● **What the task requires**: Which lines have the string "this"? Copy all of them from the entries below.

● **Data shown**:
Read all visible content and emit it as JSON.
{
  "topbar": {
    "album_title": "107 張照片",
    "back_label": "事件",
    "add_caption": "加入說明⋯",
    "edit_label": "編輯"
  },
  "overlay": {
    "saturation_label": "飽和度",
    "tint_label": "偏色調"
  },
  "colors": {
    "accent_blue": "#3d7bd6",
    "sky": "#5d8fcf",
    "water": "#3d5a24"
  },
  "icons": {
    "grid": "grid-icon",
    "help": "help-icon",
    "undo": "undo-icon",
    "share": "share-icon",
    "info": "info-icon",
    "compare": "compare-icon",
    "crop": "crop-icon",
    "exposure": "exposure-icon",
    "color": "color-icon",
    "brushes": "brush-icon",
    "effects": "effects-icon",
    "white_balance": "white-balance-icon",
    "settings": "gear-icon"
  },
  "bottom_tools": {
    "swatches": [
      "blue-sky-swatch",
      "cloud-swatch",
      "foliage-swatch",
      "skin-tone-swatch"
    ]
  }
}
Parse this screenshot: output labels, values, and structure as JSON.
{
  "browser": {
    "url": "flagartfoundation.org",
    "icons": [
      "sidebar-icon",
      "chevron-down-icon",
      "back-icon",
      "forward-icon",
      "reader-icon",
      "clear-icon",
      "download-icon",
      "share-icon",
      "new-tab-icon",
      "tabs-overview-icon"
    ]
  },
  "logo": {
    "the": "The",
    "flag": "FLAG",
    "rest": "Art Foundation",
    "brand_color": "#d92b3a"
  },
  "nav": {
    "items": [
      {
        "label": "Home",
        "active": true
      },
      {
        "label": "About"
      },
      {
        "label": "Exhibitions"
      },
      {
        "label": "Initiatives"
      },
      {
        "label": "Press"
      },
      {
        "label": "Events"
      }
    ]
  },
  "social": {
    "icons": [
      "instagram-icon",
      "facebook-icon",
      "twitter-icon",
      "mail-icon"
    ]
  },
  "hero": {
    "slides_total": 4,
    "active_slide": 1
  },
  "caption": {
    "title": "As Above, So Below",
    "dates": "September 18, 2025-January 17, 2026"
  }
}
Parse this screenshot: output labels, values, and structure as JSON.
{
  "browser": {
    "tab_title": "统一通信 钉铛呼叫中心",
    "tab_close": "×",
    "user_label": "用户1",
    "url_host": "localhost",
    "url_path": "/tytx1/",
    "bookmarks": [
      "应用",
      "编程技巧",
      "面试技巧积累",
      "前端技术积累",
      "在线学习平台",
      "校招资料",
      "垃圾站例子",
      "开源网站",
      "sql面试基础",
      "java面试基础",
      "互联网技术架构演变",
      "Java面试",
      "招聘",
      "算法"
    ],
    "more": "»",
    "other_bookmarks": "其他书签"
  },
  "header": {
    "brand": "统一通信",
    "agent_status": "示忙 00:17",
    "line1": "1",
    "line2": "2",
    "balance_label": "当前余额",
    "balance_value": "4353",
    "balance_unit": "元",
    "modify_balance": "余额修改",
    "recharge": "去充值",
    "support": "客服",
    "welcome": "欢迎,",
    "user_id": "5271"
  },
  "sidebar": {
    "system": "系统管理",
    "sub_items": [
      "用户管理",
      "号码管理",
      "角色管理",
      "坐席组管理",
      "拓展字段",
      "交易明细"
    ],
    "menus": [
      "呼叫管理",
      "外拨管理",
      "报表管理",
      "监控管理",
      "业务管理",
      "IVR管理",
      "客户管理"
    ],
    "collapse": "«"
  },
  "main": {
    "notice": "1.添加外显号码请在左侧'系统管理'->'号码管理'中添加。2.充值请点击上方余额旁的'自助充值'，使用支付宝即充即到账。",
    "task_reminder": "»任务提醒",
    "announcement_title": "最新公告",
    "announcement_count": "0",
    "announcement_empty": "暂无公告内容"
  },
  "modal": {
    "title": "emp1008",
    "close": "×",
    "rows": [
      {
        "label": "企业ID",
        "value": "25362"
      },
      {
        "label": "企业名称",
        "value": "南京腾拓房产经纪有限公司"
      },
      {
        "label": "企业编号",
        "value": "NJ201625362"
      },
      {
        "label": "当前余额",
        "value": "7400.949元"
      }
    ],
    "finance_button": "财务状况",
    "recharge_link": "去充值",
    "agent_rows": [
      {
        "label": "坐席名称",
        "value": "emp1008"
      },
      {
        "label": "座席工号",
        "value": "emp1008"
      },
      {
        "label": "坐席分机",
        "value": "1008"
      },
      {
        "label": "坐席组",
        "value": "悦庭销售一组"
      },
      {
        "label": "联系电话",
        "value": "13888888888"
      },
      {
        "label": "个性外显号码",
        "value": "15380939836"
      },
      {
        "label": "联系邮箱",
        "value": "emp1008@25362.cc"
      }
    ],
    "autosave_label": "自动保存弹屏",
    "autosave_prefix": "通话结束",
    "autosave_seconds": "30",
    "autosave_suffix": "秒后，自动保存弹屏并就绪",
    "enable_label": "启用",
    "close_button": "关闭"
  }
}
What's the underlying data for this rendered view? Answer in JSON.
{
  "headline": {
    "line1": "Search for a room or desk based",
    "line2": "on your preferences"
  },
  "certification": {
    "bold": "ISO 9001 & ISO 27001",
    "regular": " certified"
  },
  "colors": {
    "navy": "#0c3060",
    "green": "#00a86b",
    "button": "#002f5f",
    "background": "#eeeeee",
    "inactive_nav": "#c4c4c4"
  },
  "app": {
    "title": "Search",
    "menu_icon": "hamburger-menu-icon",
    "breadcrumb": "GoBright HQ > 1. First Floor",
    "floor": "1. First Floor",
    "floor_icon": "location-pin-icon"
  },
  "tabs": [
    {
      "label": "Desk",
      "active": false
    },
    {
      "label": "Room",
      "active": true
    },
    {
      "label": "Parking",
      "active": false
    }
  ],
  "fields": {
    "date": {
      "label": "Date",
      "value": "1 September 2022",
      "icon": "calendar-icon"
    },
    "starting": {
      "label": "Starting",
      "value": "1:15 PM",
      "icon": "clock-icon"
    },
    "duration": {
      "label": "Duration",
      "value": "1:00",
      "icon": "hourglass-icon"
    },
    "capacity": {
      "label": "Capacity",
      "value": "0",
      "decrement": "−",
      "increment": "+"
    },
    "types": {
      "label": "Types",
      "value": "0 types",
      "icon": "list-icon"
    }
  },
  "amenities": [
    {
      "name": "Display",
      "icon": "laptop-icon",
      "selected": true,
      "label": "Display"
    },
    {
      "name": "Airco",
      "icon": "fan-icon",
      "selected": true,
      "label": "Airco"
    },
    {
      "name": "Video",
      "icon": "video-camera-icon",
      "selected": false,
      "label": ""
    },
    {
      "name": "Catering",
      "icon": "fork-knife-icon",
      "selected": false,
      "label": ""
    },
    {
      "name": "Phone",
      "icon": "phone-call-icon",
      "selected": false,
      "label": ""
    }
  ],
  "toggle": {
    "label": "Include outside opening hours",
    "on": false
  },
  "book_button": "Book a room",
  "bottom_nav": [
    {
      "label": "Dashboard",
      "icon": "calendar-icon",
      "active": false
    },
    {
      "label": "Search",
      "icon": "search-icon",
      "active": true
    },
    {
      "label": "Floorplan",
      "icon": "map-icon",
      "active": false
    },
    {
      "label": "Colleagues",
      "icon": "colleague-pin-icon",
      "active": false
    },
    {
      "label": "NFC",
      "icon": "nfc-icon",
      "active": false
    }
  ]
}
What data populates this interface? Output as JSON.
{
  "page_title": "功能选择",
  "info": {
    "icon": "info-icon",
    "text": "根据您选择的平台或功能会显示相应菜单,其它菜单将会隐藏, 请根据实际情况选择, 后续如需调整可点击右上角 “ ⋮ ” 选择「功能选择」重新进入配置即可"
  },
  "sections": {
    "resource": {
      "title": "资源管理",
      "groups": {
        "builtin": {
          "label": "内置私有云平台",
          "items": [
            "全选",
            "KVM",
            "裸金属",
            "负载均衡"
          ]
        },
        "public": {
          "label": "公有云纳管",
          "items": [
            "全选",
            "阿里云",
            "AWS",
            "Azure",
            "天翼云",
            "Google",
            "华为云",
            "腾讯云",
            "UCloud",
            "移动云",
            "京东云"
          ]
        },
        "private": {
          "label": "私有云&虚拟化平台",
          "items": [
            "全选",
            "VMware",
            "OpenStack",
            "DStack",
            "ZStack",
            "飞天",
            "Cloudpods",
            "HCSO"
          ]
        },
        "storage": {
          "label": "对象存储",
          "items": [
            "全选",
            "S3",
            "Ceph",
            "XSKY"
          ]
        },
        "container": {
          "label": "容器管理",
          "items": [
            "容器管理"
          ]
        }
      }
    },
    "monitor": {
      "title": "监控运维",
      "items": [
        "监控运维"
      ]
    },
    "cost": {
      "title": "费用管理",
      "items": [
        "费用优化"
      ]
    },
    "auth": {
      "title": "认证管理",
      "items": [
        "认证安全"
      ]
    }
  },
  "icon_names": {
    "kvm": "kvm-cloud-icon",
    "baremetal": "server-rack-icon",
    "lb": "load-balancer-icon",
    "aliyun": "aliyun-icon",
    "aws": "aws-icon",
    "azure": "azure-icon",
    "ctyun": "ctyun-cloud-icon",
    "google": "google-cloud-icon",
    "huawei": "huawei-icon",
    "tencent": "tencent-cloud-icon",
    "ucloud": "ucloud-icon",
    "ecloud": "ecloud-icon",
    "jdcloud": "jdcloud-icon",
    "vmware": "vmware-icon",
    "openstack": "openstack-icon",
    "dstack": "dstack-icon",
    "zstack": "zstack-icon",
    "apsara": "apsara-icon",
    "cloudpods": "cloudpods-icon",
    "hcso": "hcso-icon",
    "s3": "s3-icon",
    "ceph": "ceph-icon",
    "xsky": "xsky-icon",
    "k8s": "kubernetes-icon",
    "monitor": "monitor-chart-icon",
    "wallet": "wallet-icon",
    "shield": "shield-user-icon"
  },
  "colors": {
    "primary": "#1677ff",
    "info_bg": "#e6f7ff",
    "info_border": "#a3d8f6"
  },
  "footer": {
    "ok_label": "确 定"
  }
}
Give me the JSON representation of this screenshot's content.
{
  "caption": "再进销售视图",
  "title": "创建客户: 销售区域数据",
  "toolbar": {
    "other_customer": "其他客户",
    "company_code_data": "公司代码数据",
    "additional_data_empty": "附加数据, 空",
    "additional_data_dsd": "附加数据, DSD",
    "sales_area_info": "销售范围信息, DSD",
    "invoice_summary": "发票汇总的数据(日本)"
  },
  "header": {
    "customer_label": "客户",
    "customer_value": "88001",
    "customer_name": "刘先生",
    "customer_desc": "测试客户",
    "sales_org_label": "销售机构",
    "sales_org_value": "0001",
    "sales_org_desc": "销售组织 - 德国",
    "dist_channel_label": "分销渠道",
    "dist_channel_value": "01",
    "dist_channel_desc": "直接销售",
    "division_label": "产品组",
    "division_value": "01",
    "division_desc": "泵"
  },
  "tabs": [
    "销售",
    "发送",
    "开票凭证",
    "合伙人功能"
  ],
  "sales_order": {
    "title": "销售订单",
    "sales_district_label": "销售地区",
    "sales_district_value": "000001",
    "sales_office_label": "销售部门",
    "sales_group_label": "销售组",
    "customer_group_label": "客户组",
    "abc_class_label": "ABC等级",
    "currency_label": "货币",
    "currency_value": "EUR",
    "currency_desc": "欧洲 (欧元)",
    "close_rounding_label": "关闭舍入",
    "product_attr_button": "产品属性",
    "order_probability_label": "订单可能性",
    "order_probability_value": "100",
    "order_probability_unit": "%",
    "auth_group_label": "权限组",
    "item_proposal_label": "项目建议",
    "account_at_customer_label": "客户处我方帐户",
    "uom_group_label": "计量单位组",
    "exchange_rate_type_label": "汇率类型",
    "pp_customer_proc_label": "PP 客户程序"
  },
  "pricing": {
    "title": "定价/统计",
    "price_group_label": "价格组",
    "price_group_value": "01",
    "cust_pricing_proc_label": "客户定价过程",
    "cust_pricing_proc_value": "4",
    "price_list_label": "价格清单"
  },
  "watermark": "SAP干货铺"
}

● **Exercise output**:
Parse this screenshot: output labels, values, and structure as JSON.
Parse this screenshot: output labels, values, and structure as JSON.
What's the underlying data for this rendered view? Answer in JSON.
What data populates this interface? Output as JSON.
Give me the JSON representation of this screenshot's content.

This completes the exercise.